_WORK TO DO_: Give only one thing: the number of lines that include the word "this".

_STORED RECORDS_:
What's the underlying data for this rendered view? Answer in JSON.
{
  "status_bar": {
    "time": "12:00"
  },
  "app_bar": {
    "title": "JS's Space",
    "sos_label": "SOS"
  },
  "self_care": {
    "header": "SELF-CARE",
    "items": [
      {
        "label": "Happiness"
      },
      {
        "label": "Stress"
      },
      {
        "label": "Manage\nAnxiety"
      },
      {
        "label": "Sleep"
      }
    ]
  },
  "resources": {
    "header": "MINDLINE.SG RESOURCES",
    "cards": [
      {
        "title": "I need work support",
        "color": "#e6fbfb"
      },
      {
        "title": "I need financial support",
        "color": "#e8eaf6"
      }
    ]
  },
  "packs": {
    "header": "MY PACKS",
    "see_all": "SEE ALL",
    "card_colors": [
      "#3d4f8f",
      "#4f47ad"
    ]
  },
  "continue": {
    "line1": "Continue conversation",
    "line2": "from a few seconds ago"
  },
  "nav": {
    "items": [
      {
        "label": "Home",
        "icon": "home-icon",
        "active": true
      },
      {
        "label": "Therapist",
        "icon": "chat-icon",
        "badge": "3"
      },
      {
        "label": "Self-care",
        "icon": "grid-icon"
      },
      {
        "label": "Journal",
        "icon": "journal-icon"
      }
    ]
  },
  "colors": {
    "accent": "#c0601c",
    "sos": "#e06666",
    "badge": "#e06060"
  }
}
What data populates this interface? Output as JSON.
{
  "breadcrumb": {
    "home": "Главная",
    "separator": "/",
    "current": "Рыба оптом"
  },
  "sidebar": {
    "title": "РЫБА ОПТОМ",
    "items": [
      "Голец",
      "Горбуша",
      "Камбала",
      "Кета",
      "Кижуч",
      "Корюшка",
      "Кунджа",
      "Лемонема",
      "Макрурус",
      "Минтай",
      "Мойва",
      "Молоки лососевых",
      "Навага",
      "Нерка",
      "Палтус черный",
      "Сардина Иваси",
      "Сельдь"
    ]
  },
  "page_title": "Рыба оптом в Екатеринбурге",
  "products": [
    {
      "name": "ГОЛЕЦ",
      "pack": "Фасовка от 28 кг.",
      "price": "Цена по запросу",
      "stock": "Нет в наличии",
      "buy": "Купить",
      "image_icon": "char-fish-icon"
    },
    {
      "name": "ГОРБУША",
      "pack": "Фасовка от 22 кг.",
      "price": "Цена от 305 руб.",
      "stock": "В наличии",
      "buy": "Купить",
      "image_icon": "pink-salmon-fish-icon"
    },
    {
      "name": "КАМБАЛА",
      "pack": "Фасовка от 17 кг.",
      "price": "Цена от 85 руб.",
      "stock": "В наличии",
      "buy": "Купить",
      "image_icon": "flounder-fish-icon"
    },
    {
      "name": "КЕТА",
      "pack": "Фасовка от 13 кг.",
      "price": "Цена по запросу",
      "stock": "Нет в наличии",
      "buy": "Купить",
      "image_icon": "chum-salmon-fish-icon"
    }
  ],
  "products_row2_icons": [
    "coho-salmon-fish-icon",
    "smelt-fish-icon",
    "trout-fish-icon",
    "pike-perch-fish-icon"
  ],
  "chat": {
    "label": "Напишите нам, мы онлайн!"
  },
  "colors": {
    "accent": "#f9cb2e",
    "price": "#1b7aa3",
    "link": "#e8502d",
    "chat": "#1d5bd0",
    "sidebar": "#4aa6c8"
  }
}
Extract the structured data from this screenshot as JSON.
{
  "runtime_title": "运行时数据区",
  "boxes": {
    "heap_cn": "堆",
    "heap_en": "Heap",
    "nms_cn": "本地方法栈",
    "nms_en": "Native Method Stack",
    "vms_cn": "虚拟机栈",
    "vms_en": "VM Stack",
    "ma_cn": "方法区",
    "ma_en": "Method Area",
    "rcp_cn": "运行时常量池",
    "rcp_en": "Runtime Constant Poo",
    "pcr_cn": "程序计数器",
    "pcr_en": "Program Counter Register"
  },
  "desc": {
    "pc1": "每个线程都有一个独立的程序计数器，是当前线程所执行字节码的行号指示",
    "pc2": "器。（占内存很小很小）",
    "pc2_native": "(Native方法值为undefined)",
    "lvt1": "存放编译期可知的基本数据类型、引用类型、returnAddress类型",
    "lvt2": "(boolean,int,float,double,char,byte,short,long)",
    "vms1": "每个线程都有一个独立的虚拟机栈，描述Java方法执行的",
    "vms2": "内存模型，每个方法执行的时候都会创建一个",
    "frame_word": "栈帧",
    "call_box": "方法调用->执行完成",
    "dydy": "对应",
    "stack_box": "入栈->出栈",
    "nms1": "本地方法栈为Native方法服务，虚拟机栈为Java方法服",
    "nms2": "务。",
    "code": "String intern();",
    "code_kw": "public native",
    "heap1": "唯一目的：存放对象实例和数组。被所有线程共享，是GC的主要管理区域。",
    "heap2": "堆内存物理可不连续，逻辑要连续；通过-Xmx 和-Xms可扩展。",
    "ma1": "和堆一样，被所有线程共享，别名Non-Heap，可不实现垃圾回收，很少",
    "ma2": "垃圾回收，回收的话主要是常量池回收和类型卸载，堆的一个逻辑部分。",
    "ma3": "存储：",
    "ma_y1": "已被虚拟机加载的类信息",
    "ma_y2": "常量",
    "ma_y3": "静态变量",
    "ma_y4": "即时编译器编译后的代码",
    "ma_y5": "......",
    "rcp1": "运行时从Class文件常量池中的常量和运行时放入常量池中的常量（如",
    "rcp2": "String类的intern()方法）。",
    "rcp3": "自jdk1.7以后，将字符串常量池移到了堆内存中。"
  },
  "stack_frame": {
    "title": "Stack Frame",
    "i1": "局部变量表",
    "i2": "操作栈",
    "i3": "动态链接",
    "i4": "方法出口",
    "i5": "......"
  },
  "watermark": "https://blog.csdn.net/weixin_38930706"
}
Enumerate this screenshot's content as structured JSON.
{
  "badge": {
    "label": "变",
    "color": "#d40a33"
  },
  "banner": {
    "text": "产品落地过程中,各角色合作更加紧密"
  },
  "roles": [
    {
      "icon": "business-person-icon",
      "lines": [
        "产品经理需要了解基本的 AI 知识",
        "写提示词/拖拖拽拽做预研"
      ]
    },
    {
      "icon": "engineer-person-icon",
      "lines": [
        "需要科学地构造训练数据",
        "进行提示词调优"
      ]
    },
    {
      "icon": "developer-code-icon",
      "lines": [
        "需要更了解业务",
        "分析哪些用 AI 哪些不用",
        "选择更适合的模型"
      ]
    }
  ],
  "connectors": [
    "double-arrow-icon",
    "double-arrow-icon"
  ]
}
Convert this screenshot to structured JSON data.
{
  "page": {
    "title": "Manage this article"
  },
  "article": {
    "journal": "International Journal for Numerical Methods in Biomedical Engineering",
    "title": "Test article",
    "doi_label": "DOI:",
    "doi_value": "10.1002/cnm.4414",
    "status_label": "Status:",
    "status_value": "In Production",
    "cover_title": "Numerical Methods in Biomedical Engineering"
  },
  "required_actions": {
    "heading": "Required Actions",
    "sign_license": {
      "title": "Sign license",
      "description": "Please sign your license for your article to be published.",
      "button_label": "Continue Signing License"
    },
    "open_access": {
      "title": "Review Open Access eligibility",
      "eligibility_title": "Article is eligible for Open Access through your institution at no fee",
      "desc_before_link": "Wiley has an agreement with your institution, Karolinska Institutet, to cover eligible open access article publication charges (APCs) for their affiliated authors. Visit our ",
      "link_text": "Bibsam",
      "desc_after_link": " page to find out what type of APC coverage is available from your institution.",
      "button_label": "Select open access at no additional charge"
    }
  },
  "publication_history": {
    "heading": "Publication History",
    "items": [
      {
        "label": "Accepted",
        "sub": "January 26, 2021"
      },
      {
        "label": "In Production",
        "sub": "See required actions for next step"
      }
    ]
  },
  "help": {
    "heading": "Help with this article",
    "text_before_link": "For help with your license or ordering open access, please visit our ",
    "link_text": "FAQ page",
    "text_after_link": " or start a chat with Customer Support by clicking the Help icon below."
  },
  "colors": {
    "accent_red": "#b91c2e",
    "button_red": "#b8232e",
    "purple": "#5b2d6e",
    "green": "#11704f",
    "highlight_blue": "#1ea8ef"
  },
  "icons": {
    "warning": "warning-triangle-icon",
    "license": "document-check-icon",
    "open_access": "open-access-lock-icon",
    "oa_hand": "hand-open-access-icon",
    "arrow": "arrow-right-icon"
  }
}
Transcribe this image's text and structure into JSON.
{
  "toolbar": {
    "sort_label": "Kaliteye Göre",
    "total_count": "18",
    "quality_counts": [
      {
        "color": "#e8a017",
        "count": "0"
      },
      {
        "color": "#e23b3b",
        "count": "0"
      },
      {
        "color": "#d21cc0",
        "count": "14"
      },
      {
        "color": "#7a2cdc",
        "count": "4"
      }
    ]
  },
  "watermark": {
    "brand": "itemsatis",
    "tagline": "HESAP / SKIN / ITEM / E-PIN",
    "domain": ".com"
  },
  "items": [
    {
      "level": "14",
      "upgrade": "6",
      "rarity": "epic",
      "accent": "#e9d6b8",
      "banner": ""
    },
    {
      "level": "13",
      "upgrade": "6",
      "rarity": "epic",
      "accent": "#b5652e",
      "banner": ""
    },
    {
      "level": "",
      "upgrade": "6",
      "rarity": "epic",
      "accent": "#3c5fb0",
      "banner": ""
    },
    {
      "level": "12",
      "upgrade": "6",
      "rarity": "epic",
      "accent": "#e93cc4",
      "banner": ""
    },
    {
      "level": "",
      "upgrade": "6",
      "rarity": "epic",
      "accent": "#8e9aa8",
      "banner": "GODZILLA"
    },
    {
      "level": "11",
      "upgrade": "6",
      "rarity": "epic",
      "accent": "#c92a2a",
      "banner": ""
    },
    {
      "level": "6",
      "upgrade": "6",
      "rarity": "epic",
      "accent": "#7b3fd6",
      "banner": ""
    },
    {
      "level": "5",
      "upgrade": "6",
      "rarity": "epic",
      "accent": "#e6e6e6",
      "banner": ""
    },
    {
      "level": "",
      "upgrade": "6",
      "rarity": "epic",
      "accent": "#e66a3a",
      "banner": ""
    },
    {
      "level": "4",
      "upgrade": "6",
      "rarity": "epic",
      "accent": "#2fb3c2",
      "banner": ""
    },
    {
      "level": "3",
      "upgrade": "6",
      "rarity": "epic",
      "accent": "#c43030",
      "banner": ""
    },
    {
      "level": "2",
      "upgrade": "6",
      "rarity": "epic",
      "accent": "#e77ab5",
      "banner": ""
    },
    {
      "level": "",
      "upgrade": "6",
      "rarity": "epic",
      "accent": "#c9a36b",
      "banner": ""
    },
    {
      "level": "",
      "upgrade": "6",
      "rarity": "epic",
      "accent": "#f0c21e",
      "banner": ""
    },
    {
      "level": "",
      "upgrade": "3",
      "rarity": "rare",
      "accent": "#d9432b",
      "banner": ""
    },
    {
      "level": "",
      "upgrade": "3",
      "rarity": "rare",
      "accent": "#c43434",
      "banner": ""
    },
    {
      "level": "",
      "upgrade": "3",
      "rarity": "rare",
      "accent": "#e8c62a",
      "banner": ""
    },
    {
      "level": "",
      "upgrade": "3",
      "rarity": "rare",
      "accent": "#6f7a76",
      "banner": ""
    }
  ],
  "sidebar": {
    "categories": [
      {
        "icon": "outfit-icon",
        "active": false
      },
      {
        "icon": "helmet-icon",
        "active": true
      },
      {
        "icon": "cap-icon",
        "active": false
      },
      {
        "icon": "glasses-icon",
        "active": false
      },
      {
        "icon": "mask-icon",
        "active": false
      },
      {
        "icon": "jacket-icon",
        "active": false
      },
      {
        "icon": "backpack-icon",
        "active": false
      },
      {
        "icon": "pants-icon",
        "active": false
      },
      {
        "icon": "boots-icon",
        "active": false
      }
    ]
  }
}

_RESULT_: 8